§ SHORT TASK
All entries must be repeated exactly; do not include the pictures.

§ MATERIAL SUPPLIED
◆ ◆ ◆ ◆
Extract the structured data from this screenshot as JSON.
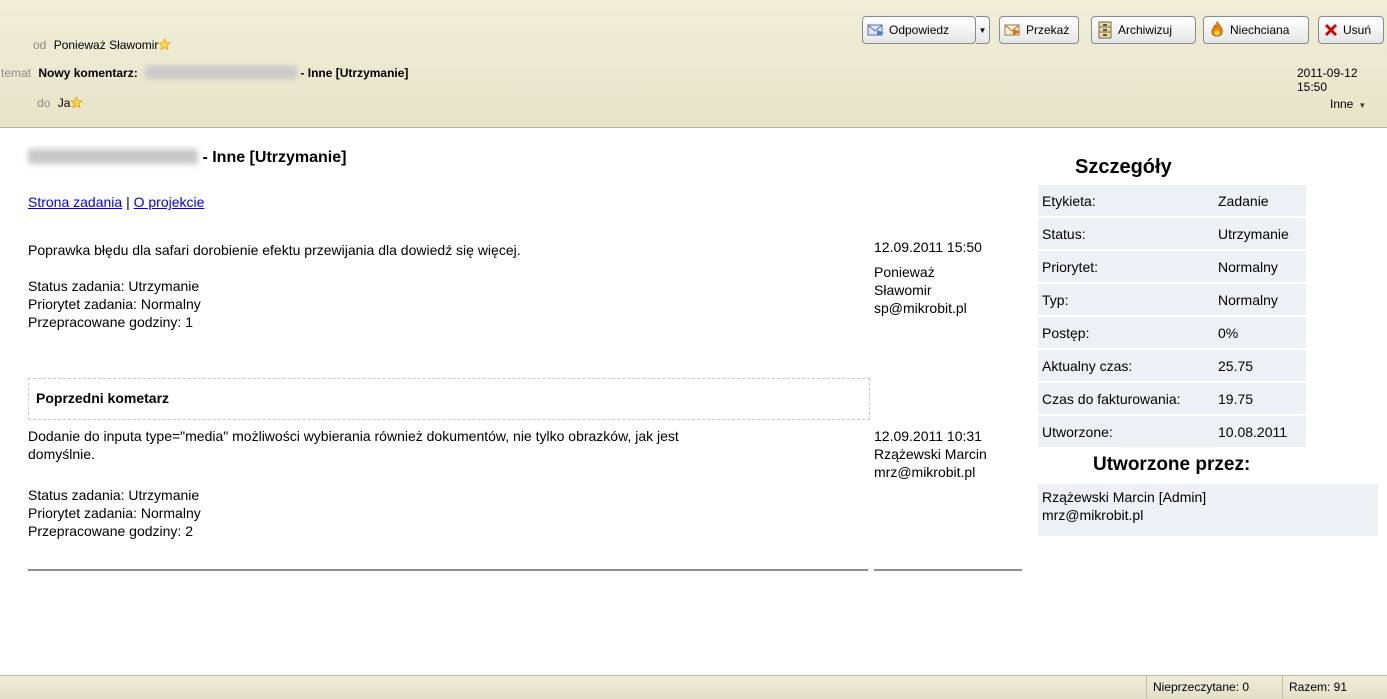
{
  "header": {
    "from_label": "od",
    "from_name": "Ponieważ Sławomir",
    "subject_label": "temat",
    "subject_prefix": "Nowy komentarz:",
    "subject_suffix": " - Inne [Utrzymanie]",
    "to_label": "do",
    "to_name": "Ja",
    "date": "2011-09-12 15:50",
    "folder": "Inne"
  },
  "toolbar": {
    "reply": "Odpowiedz",
    "forward": "Przekaż",
    "archive": "Archiwizuj",
    "junk": "Niechciana",
    "delete": "Usuń"
  },
  "message": {
    "title_suffix": " - Inne [Utrzymanie]",
    "task_link": "Strona zadania",
    "separator": "|",
    "project_link": "O projekcie",
    "comment": {
      "text": "Poprawka błędu dla safari dorobienie efektu przewijania dla dowiedź się więcej.",
      "status": "Status zadania: Utrzymanie",
      "priority": "Priorytet zadania: Normalny",
      "hours": "Przepracowane godziny: 1",
      "date": "12.09.2011 15:50",
      "author_line1": "Ponieważ",
      "author_line2": "Sławomir",
      "email": "sp@mikrobit.pl"
    },
    "previous_heading": "Poprzedni kometarz",
    "previous": {
      "text_line1": "Dodanie do inputa type=\"media\" możliwości wybierania również dokumentów, nie tylko obrazków, jak jest",
      "text_line2": "domyślnie.",
      "status": "Status zadania: Utrzymanie",
      "priority": "Priorytet zadania: Normalny",
      "hours": "Przepracowane godziny: 2",
      "date": "12.09.2011 10:31",
      "author": "Rzążewski Marcin",
      "email": "mrz@mikrobit.pl"
    }
  },
  "details": {
    "title": "Szczegóły",
    "rows": [
      {
        "key": "Etykieta:",
        "value": "Zadanie"
      },
      {
        "key": "Status:",
        "value": "Utrzymanie"
      },
      {
        "key": "Priorytet:",
        "value": "Normalny"
      },
      {
        "key": "Typ:",
        "value": "Normalny"
      },
      {
        "key": "Postęp:",
        "value": "0%"
      },
      {
        "key": "Aktualny czas:",
        "value": "25.75"
      },
      {
        "key": "Czas do fakturowania:",
        "value": "19.75"
      },
      {
        "key": "Utworzone:",
        "value": "10.08.2011"
      }
    ],
    "created_by_title": "Utworzone przez:",
    "created_by_name": "Rzążewski Marcin [Admin]",
    "created_by_email": "mrz@mikrobit.pl"
  },
  "statusbar": {
    "unread": "Nieprzeczytane: 0",
    "total": "Razem: 91"
  },
  "icons": {
    "star": "star-icon",
    "reply": "reply-icon",
    "forward": "forward-icon",
    "archive": "archive-icon",
    "junk": "junk-icon",
    "delete": "delete-icon"
  },
  "colors": {
    "header_bg": "#efecd6",
    "link": "#0000ee",
    "details_bg": "#edf0f4",
    "delete_red": "#d40000",
    "junk_orange": "#f08a00"
  }
}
◆ ◆ ◆ ◆
§ EXERCISE ANSWER
Extract the structured data from this screenshot as JSON.
{
  "header": {
    "from_label": "od",
    "from_name": "Ponieważ Sławomir",
    "subject_label": "temat",
    "subject_prefix": "Nowy komentarz:",
    "subject_suffix": " - Inne [Utrzymanie]",
    "to_label": "do",
    "to_name": "Ja",
    "date": "2011-09-12 15:50",
    "folder": "Inne"
  },
  "toolbar": {
    "reply": "Odpowiedz",
    "forward": "Przekaż",
    "archive": "Archiwizuj",
    "junk": "Niechciana",
    "delete": "Usuń"
  },
  "message": {
    "title_suffix": " - Inne [Utrzymanie]",
    "task_link": "Strona zadania",
    "separator": "|",
    "project_link": "O projekcie",
    "comment": {
      "text": "Poprawka błędu dla safari dorobienie efektu przewijania dla dowiedź się więcej.",
      "status": "Status zadania: Utrzymanie",
      "priority": "Priorytet zadania: Normalny",
      "hours": "Przepracowane godziny: 1",
      "date": "12.09.2011 15:50",
      "author_line1": "Ponieważ",
      "author_line2": "Sławomir",
      "email": "sp@mikrobit.pl"
    },
    "previous_heading": "Poprzedni kometarz",
    "previous": {
      "text_line1": "Dodanie do inputa type=\"media\" możliwości wybierania również dokumentów, nie tylko obrazków, jak jest",
      "text_line2": "domyślnie.",
      "status": "Status zadania: Utrzymanie",
      "priority": "Priorytet zadania: Normalny",
      "hours": "Przepracowane godziny: 2",
      "date": "12.09.2011 10:31",
      "author": "Rzążewski Marcin",
      "email": "mrz@mikrobit.pl"
    }
  },
  "details": {
    "title": "Szczegóły",
    "rows": [
      {
        "key": "Etykieta:",
        "value": "Zadanie"
      },
      {
        "key": "Status:",
        "value": "Utrzymanie"
      },
      {
        "key": "Priorytet:",
        "value": "Normalny"
      },
      {
        "key": "Typ:",
        "value": "Normalny"
      },
      {
        "key": "Postęp:",
        "value": "0%"
      },
      {
        "key": "Aktualny czas:",
        "value": "25.75"
      },
      {
        "key": "Czas do fakturowania:",
        "value": "19.75"
      },
      {
        "key": "Utworzone:",
        "value": "10.08.2011"
      }
    ],
    "created_by_title": "Utworzone przez:",
    "created_by_name": "Rzążewski Marcin [Admin]",
    "created_by_email": "mrz@mikrobit.pl"
  },
  "statusbar": {
    "unread": "Nieprzeczytane: 0",
    "total": "Razem: 91"
  },
  "icons": {
    "star": "star-icon",
    "reply": "reply-icon",
    "forward": "forward-icon",
    "archive": "archive-icon",
    "junk": "junk-icon",
    "delete": "delete-icon"
  },
  "colors": {
    "header_bg": "#efecd6",
    "link": "#0000ee",
    "details_bg": "#edf0f4",
    "delete_red": "#d40000",
    "junk_orange": "#f08a00"
  }
}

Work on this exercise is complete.